## JOB
Find the line that contains "What data populates". Output it and every line after it to the end of the records, exactly as they appear.

Figure collection entries:
↓↓↓

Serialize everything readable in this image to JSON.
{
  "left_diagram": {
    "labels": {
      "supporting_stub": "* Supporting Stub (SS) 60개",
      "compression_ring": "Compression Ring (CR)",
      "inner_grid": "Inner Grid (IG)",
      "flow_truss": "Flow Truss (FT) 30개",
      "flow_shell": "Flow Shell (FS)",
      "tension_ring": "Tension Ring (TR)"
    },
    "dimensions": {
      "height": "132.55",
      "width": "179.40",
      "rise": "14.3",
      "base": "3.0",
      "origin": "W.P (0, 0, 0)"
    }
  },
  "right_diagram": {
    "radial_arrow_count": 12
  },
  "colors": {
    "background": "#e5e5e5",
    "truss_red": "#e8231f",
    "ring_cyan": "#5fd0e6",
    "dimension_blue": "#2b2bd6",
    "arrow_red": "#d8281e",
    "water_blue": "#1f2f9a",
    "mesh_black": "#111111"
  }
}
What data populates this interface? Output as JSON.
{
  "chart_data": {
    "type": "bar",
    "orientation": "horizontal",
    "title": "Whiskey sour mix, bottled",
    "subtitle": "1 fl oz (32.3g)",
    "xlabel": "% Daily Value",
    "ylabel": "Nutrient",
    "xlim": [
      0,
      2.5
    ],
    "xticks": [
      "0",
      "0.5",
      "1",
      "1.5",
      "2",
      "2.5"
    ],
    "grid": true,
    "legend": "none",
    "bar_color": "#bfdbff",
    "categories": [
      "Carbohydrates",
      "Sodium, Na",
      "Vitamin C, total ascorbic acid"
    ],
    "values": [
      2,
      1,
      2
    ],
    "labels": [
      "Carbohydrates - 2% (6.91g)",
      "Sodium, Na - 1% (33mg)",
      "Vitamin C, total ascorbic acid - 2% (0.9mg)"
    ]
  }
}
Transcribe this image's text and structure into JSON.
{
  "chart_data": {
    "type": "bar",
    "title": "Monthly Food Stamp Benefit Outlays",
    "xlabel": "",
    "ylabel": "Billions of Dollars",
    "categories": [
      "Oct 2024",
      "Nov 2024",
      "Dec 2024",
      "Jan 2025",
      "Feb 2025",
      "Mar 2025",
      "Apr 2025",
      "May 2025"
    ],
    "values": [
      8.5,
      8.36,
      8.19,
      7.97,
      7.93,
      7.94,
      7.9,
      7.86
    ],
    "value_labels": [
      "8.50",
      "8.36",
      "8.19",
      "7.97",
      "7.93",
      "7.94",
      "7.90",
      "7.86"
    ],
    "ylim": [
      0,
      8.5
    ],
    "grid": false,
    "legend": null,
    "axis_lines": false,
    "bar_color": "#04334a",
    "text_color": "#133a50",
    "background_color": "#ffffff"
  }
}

↑↑↑

## ANSWER FOR THIS EXERCISE
What data populates this interface? Output as JSON.
{
  "chart_data": {
    "type": "bar",
    "orientation": "horizontal",
    "title": "Whiskey sour mix, bottled",
    "subtitle": "1 fl oz (32.3g)",
    "xlabel": "% Daily Value",
    "ylabel": "Nutrient",
    "xlim": [
      0,
      2.5
    ],
    "xticks": [
      "0",
      "0.5",
      "1",
      "1.5",
      "2",
      "2.5"
    ],
    "grid": true,
    "legend": "none",
    "bar_color": "#bfdbff",
    "categories": [
      "Carbohydrates",
      "Sodium, Na",
      "Vitamin C, total ascorbic acid"
    ],
    "values": [
      2,
      1,
      2
    ],
    "labels": [
      "Carbohydrates - 2% (6.91g)",
      "Sodium, Na - 1% (33mg)",
      "Vitamin C, total ascorbic acid - 2% (0.9mg)"
    ]
  }
}
Transcribe this image's text and structure into JSON.
{
  "chart_data": {
    "type": "bar",
    "title": "Monthly Food Stamp Benefit Outlays",
    "xlabel": "",
    "ylabel": "Billions of Dollars",
    "categories": [
      "Oct 2024",
      "Nov 2024",
      "Dec 2024",
      "Jan 2025",
      "Feb 2025",
      "Mar 2025",
      "Apr 2025",
      "May 2025"
    ],
    "values": [
      8.5,
      8.36,
      8.19,
      7.97,
      7.93,
      7.94,
      7.9,
      7.86
    ],
    "value_labels": [
      "8.50",
      "8.36",
      "8.19",
      "7.97",
      "7.93",
      "7.94",
      "7.90",
      "7.86"
    ],
    "ylim": [
      0,
      8.5
    ],
    "grid": false,
    "legend": null,
    "axis_lines": false,
    "bar_color": "#04334a",
    "text_color": "#133a50",
    "background_color": "#ffffff"
  }
}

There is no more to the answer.